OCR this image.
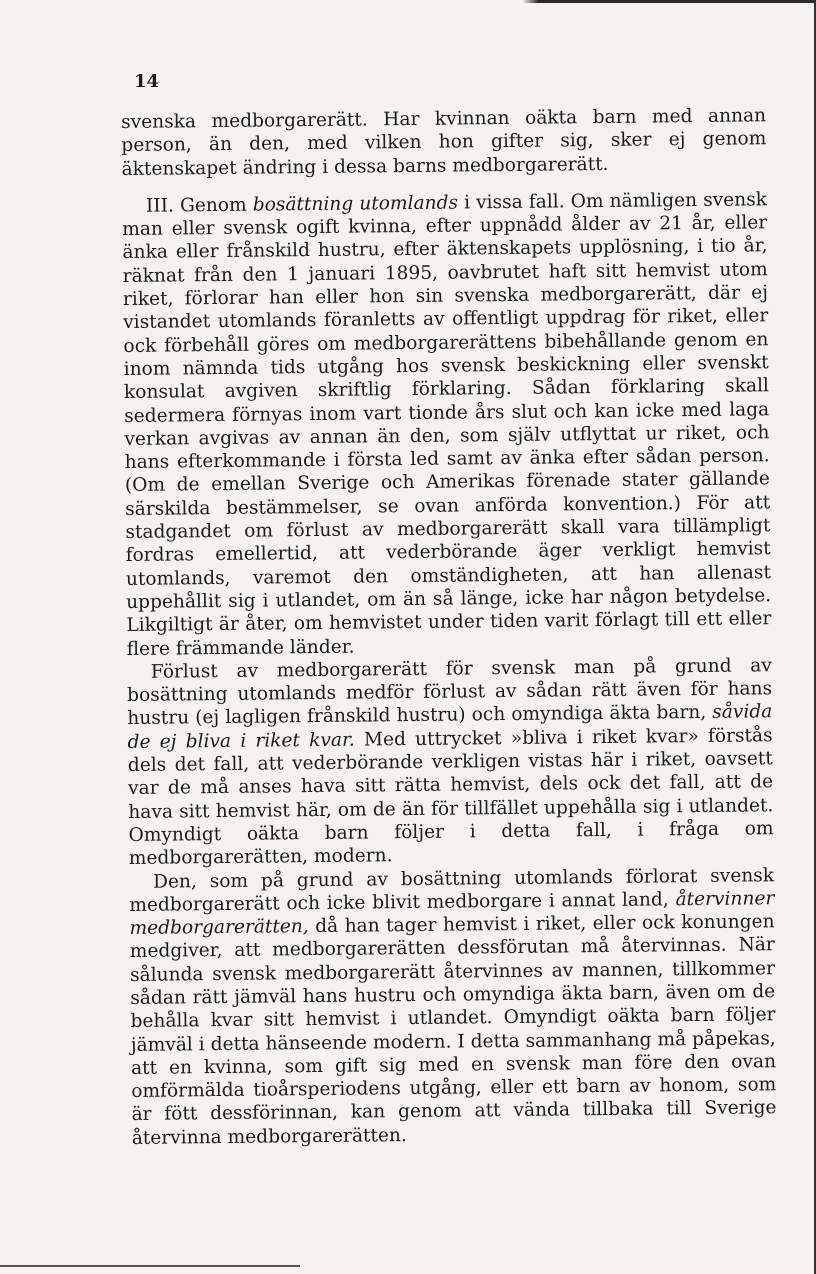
14

svenska medborgarerätt. Har kvinnan oäkta barn med annan person, än den, med vilken hon gifter sig, sker ej genom äktenskapet ändring i dessa barns medborgarerätt.

III. Genom bosättning utomlands i vissa fall. Om nämligen svensk man eller svensk ogift kvinna, efter uppnådd ålder av 21 år, eller änka eller frånskild hustru, efter äktenskapets upplösning, i tio år, räknat från den 1 januari 1895, oavbrutet haft sitt hemvist utom riket, förlorar han eller hon sin svenska medborgarerätt, där ej vistandet utomlands föranletts av offentligt uppdrag för riket, eller ock förbehåll göres om medborgarerättens bibehållande genom en inom nämnda tids utgång hos svensk beskickning eller svenskt konsulat avgiven skriftlig förklaring. Sådan förklaring skall sedermera förnyas inom vart tionde års slut och kan icke med laga verkan avgivas av annan än den, som själv utflyttat ur riket, och hans efterkommande i första led samt av änka efter sådan person. (Om de emellan Sverige och Amerikas förenade stater gällande särskilda bestämmelser, se ovan anförda konvention.) För att stadgandet om förlust av medborgarerätt skall vara tillämpligt fordras emellertid, att vederbörande äger verkligt hemvist utomlands, varemot den omständigheten, att han allenast uppehållit sig i utlandet, om än så länge, icke har någon betydelse. Likgiltigt är åter, om hemvistet under tiden varit förlagt till ett eller flere främmande länder.

Förlust av medborgarerätt för svensk man på grund av bosättning utomlands medför förlust av sådan rätt även för hans hustru (ej lagligen frånskild hustru) och omyndiga äkta barn, såvida de ej bliva i riket kvar. Med uttrycket »bliva i riket kvar» förstås dels det fall, att vederbörande verkligen vistas här i riket, oavsett var de må anses hava sitt rätta hemvist, dels ock det fall, att de hava sitt hemvist här, om de än för tillfället uppehålla sig i utlandet. Omyndigt oäkta barn följer i detta fall, i fråga om medborgarerätten, modern.

Den, som på grund av bosättning utomlands förlorat svensk medborgarerätt och icke blivit medborgare i annat land, återvinner medborgarerätten, då han tager hemvist i riket, eller ock konungen medgiver, att medborgarerätten dessförutan må återvinnas. När sålunda svensk medborgarerätt återvinnes av mannen, tillkommer sådan rätt jämväl hans hustru och omyndiga äkta barn, även om de behålla kvar sitt hemvist i utlandet. Omyndigt oäkta barn följer jämväl i detta hänseende modern. I detta sammanhang må påpekas, att en kvinna, som gift sig med en svensk man före den ovan omförmälda tioårsperiodens utgång, eller ett barn av honom, som är fött dessförinnan, kan genom att vända tillbaka till Sverige återvinna medborgarerätten.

EXERCISE REQUIREMENTS:
Only lines containing "oäkta" belong in the answer; copy every such line from the records.

TASK RESULT:
svenska medborgarerätt. Har kvinnan oäkta barn med annan person, än den, med vilken hon gifter sig, sker ej genom äktenskapet ändring i dessa barns medborgarerätt.
Förlust av medborgarerätt för svensk man på grund av bosättning utomlands medför förlust av sådan rätt även för hans hustru (ej lagligen frånskild hustru) och omyndiga äkta barn, såvida de ej bliva i riket kvar. Med uttrycket »bliva i riket kvar» förstås dels det fall, att vederbörande verkligen vistas här i riket, oavsett var de må anses hava sitt rätta hemvist, dels ock det fall, att de hava sitt hemvist här, om de än för tillfället uppehålla sig i utlandet. Omyndigt oäkta barn följer i detta fall, i fråga om medborgarerätten, modern.
Den, som på grund av bosättning utomlands förlorat svensk medborgarerätt och icke blivit medborgare i annat land, återvinner medborgarerätten, då han tager hemvist i riket, eller ock konungen medgiver, att medborgarerätten dessförutan må återvinnas. När sålunda svensk medborgarerätt återvinnes av mannen, tillkommer sådan rätt jämväl hans hustru och omyndiga äkta barn, även om de behålla kvar sitt hemvist i utlandet. Omyndigt oäkta barn följer jämväl i detta hänseende modern. I detta sammanhang må påpekas, att en kvinna, som gift sig med en svensk man före den ovan omförmälda tioårsperiodens utgång, eller ett barn av honom, som är fött dessförinnan, kan genom att vända tillbaka till Sverige återvinna medborgarerätten.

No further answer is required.